◆ RECORDS SHOWN ◆
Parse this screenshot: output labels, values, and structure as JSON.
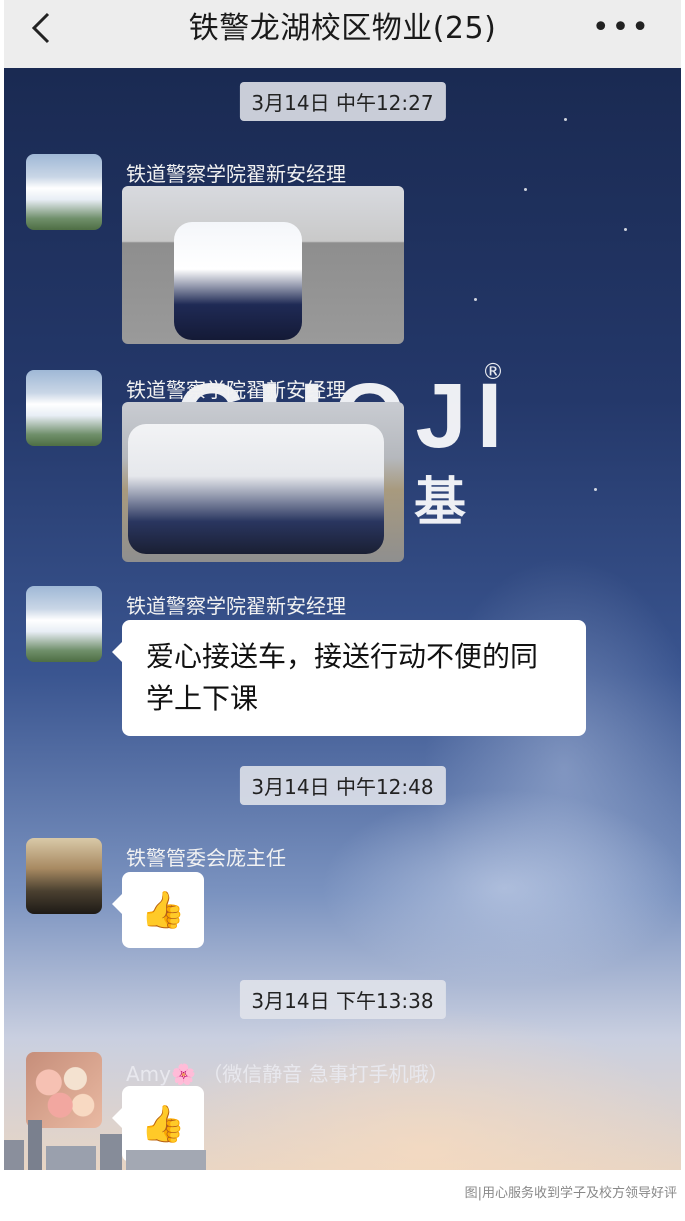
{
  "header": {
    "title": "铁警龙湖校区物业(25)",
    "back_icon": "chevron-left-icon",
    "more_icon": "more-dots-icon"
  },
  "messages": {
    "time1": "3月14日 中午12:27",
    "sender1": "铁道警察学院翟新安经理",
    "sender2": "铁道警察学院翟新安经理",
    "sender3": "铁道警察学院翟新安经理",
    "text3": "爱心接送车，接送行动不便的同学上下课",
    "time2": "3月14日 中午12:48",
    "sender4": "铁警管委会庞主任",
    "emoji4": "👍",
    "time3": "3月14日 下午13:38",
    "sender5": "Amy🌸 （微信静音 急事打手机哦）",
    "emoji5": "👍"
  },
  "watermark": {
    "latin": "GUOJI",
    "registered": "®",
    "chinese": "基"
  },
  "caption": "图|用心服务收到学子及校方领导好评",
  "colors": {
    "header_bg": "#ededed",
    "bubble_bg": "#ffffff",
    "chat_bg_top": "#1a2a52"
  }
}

* * *

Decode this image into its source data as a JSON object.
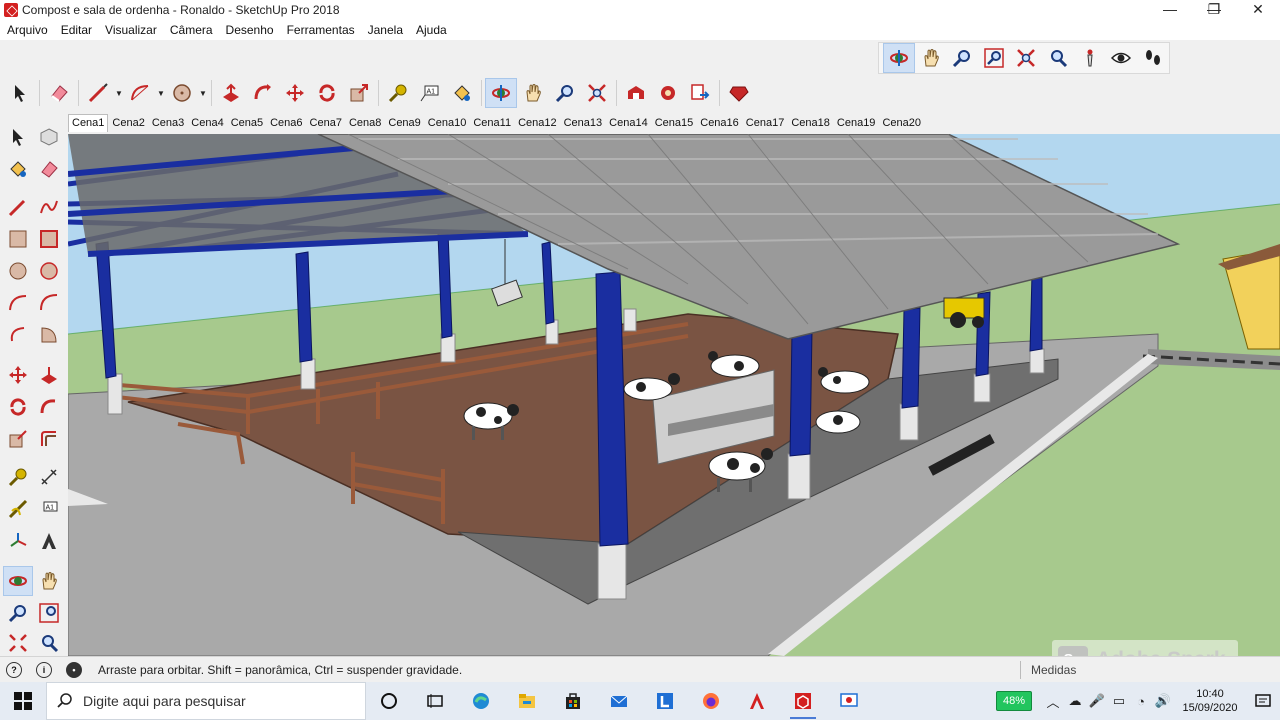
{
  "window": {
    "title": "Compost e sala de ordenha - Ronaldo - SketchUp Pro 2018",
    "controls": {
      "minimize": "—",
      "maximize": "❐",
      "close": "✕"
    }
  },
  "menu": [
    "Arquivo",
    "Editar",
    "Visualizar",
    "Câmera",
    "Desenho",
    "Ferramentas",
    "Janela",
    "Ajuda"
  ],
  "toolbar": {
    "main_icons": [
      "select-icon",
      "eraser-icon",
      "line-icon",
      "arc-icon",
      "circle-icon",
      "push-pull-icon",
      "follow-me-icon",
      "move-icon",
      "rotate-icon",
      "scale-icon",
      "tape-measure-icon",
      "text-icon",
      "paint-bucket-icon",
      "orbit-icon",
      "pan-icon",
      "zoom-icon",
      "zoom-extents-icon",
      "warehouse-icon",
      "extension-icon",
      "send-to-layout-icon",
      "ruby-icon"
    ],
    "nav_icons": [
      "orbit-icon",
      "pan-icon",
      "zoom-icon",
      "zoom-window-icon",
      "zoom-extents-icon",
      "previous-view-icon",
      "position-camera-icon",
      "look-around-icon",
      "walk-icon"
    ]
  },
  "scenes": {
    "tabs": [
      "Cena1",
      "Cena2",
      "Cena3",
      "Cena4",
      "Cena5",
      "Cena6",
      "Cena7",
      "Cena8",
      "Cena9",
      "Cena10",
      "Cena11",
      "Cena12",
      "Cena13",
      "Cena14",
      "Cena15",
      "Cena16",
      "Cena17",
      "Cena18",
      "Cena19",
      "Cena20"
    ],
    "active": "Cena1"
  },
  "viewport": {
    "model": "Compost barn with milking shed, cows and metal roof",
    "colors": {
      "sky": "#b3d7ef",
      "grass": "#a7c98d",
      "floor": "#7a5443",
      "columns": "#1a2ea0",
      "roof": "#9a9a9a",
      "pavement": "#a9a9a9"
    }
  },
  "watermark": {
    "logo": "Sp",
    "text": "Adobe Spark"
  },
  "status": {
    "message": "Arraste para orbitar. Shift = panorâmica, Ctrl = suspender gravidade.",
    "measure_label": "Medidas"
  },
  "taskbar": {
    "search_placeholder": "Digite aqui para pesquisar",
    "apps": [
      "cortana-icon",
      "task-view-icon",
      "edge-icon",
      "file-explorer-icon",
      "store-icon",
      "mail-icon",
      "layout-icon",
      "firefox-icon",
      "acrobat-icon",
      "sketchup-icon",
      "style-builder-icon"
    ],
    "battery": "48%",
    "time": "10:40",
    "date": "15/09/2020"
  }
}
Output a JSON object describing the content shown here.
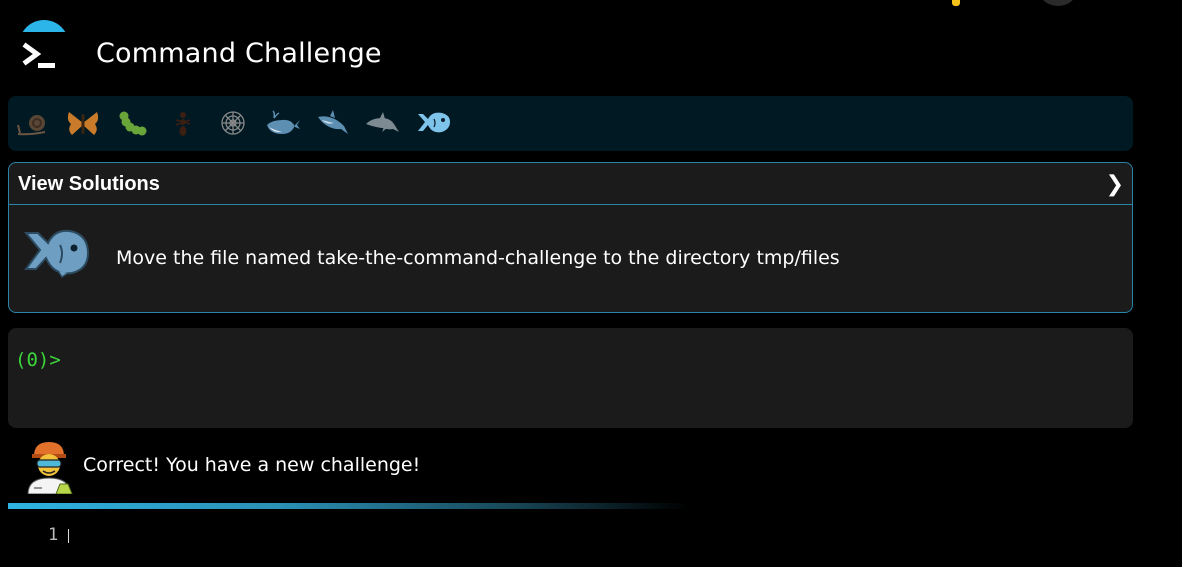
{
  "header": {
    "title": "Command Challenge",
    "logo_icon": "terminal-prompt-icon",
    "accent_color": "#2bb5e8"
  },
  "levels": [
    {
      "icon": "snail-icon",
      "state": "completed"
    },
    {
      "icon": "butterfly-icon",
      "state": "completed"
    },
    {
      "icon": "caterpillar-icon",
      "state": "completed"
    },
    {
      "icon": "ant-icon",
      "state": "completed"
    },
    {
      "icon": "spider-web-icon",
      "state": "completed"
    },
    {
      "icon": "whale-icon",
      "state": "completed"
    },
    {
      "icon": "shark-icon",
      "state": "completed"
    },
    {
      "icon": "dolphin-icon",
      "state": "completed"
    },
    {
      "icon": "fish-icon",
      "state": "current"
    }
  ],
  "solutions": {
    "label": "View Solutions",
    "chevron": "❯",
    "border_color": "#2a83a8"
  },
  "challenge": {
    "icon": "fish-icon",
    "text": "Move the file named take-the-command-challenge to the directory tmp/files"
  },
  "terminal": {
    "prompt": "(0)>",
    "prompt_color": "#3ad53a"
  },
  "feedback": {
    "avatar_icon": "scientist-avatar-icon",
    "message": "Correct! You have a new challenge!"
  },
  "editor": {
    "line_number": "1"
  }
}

◆ TASK DESCRIPTION ◆
Locate the string "object" in the listing above and copy every line where it occurs.

◆ ANSWER TO THIS PROBLEM ◆
Decode this image into its source data as a JSON object.
Output a JSON object describing the content shown here.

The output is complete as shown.